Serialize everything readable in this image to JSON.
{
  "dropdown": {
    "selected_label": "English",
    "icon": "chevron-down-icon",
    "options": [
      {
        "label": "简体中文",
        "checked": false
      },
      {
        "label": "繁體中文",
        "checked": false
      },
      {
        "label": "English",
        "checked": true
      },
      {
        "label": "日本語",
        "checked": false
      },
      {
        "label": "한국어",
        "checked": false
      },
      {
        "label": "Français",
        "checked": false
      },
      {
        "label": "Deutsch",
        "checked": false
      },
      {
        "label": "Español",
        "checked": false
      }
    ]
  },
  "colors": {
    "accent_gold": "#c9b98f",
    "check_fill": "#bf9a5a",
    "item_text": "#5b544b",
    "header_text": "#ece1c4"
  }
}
_ _ _ _ _
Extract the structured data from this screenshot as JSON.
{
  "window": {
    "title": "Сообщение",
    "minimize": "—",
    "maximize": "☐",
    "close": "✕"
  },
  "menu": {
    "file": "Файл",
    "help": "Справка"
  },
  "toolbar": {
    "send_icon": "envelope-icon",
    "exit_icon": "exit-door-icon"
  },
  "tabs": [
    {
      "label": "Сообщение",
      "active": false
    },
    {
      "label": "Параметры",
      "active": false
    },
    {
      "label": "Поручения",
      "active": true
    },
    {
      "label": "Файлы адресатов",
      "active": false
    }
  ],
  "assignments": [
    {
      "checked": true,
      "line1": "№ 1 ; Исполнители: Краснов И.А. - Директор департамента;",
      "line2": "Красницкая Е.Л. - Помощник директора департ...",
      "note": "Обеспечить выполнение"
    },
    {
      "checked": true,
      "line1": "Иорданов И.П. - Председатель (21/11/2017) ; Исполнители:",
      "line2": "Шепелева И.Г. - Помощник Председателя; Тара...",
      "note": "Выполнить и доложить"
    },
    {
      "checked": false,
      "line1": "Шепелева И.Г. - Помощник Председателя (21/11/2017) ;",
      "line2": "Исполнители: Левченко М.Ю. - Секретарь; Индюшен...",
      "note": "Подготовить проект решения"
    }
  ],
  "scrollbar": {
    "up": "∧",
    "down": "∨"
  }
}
_ _ _ _ _
Copy each line of the data that contains the word "this".

→ **Written reply**:
Serialize everything readable in this image to JSON.
Extract the structured data from this screenshot as JSON.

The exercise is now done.